Task brief:
Locate the lines that hold the string "Dowell". Copy every such line.
============
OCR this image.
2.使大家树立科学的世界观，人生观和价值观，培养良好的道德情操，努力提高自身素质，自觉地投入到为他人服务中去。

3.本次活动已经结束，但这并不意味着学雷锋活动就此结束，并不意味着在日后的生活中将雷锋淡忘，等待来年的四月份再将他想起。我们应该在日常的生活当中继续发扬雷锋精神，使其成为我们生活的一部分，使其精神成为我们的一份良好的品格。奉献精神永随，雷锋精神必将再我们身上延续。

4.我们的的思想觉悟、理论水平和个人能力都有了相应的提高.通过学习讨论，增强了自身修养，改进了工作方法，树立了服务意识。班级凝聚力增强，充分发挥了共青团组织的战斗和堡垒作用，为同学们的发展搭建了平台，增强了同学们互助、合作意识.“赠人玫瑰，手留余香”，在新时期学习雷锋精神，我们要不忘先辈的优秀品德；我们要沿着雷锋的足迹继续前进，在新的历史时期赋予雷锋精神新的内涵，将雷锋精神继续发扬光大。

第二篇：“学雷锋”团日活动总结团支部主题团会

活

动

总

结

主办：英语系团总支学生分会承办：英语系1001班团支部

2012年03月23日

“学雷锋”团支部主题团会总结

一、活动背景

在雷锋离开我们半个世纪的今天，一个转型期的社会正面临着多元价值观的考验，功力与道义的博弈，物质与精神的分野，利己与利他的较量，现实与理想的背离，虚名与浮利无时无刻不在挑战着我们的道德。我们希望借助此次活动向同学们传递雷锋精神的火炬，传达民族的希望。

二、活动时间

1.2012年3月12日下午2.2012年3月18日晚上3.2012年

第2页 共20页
============
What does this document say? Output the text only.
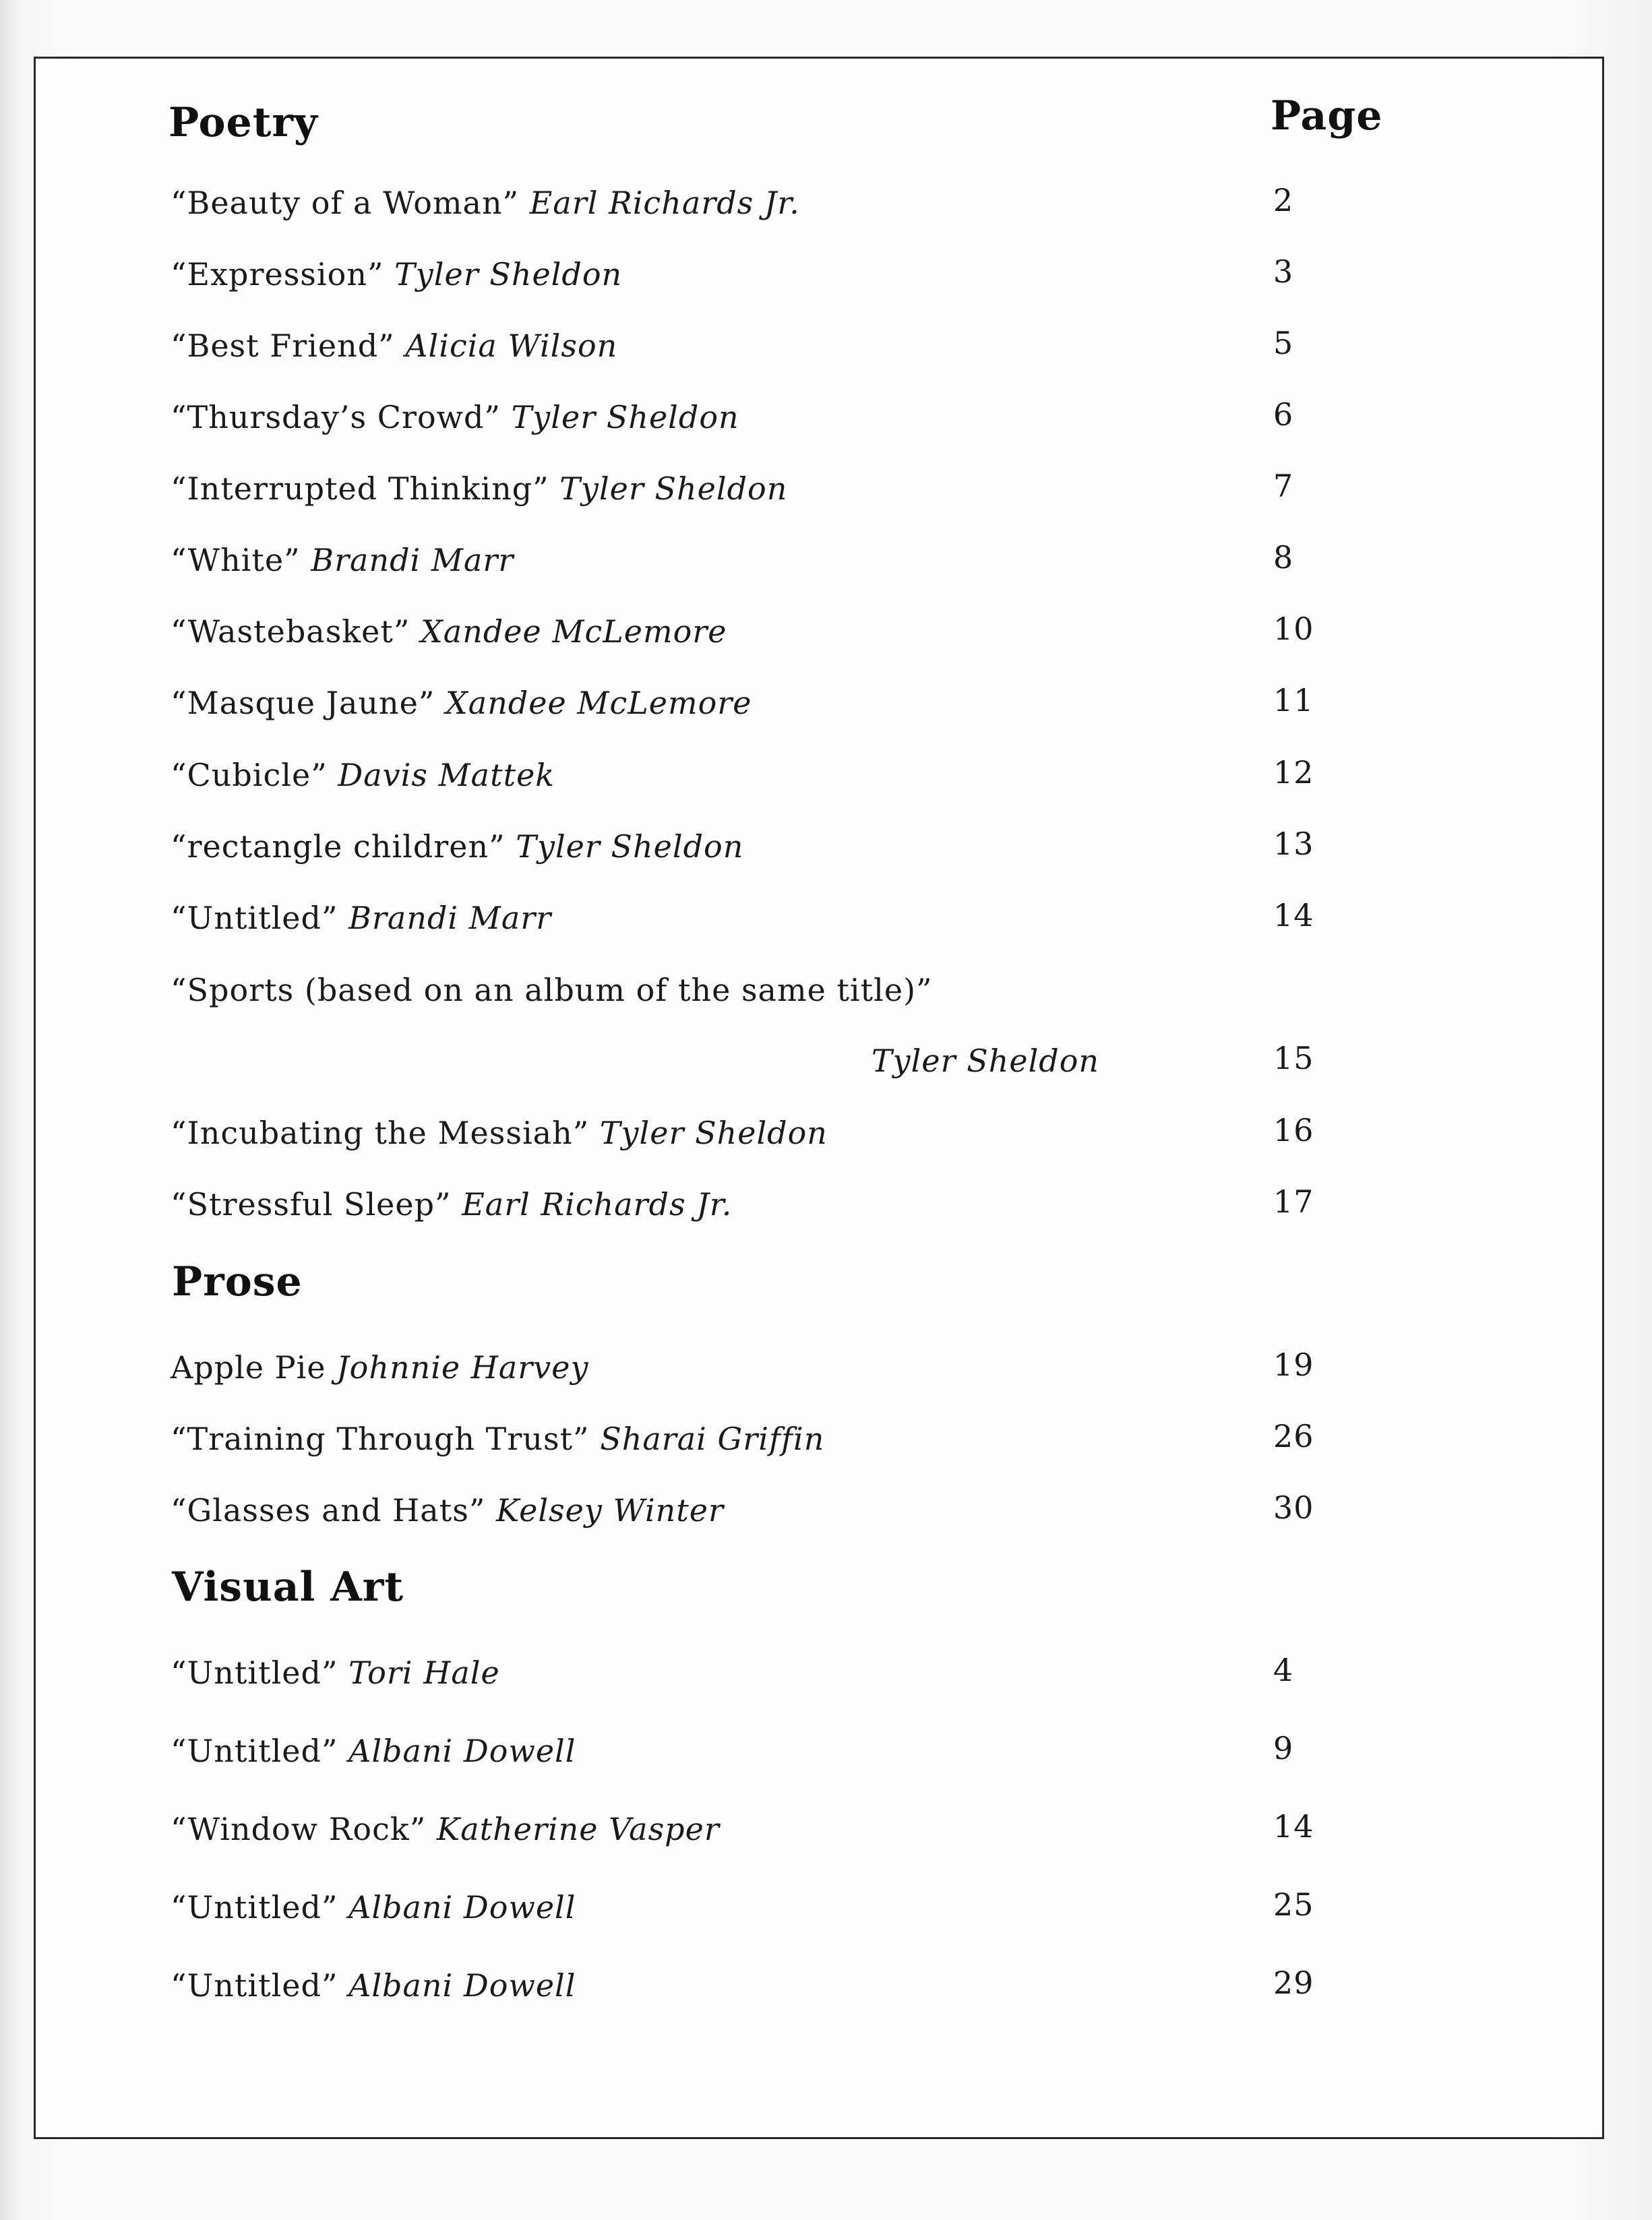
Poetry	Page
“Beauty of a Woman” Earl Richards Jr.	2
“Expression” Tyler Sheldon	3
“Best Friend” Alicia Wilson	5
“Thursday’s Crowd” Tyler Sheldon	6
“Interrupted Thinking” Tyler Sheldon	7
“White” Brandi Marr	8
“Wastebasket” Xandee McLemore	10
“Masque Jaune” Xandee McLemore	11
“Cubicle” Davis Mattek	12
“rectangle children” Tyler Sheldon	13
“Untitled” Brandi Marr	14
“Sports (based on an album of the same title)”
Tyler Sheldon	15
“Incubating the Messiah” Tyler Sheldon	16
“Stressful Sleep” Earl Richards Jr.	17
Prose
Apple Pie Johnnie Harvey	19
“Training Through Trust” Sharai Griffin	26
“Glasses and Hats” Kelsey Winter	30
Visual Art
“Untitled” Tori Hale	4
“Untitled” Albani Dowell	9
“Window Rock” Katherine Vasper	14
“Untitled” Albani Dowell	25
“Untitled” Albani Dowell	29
============
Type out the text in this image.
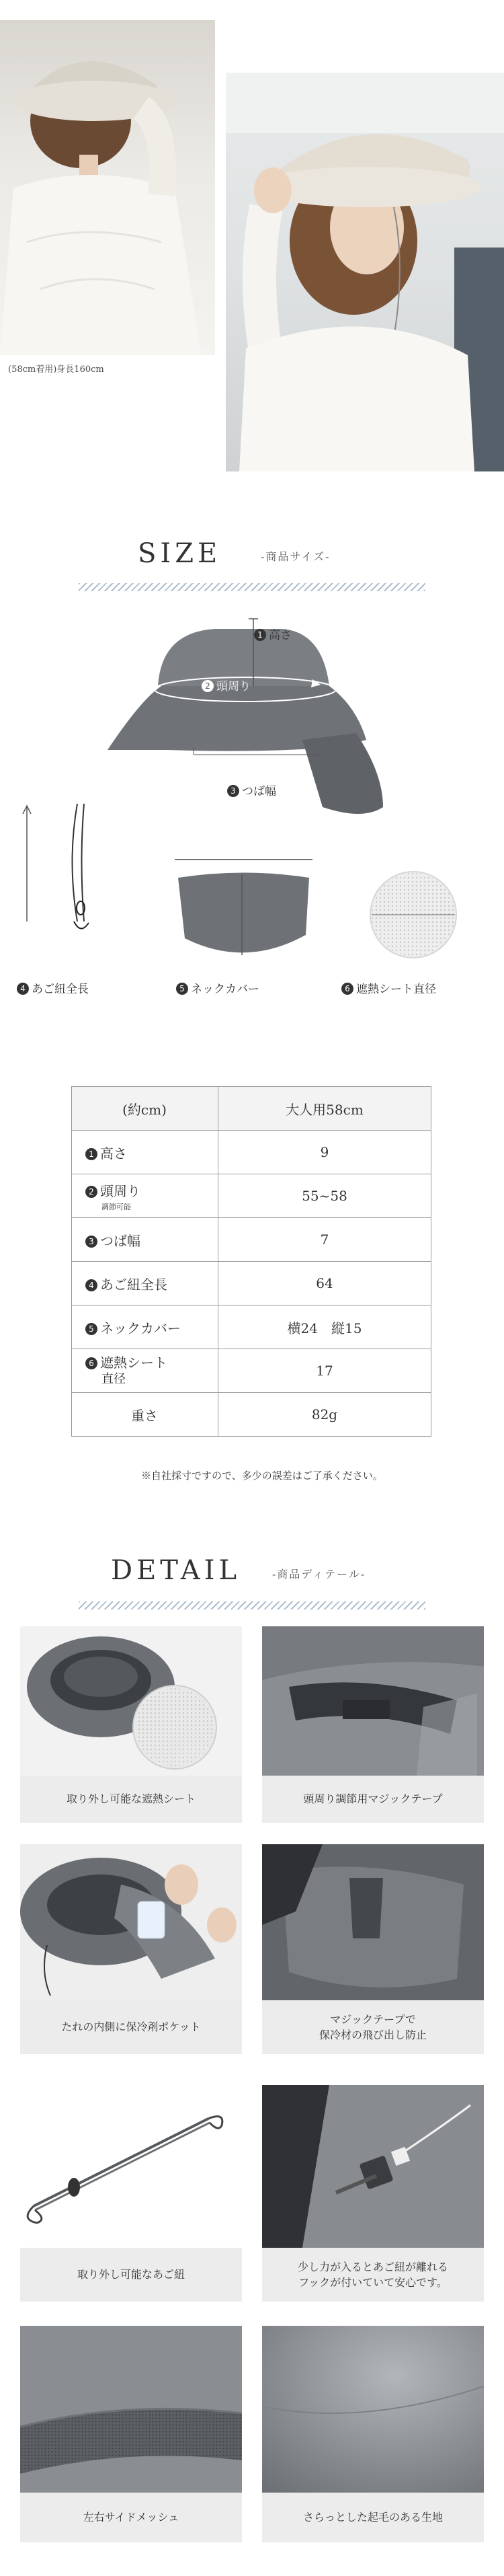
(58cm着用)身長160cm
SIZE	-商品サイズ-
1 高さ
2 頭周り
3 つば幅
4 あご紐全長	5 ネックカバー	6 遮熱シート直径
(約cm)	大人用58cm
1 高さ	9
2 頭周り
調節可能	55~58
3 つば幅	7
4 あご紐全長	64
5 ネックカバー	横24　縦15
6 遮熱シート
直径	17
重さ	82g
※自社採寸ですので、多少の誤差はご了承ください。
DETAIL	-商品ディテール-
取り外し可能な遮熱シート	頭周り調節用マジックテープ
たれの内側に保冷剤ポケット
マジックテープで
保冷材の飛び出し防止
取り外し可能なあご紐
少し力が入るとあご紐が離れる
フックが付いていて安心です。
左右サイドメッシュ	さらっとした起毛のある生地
============
Result of this exercise:
“Untitled” Albani Dowell	9
“Untitled” Albani Dowell	25
“Untitled” Albani Dowell	29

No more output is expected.